··· DATA TO PROCESS ···

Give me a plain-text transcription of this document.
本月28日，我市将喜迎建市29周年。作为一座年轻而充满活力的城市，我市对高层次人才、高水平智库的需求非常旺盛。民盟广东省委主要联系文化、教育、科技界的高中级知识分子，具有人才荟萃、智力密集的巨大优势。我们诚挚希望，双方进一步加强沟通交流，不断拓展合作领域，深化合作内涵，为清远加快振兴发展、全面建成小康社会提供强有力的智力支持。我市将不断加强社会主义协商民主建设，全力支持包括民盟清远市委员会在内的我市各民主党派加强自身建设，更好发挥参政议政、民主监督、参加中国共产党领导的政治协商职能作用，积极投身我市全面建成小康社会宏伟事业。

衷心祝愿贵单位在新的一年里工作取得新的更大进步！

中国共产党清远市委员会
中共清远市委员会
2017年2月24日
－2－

···

• EXERCISE BRIEF: Reproduce all of the data exactly as given.

• COMPLETE RESPONSE:
Give me a plain-text transcription of this document.
本月28日，我市将喜迎建市29周年。作为一座年轻而充满活力的城市，我市对高层次人才、高水平智库的需求非常旺盛。民盟广东省委主要联系文化、教育、科技界的高中级知识分子，具有人才荟萃、智力密集的巨大优势。我们诚挚希望，双方进一步加强沟通交流，不断拓展合作领域，深化合作内涵，为清远加快振兴发展、全面建成小康社会提供强有力的智力支持。我市将不断加强社会主义协商民主建设，全力支持包括民盟清远市委员会在内的我市各民主党派加强自身建设，更好发挥参政议政、民主监督、参加中国共产党领导的政治协商职能作用，积极投身我市全面建成小康社会宏伟事业。

衷心祝愿贵单位在新的一年里工作取得新的更大进步！

中国共产党清远市委员会
中共清远市委员会
2017年2月24日
－2－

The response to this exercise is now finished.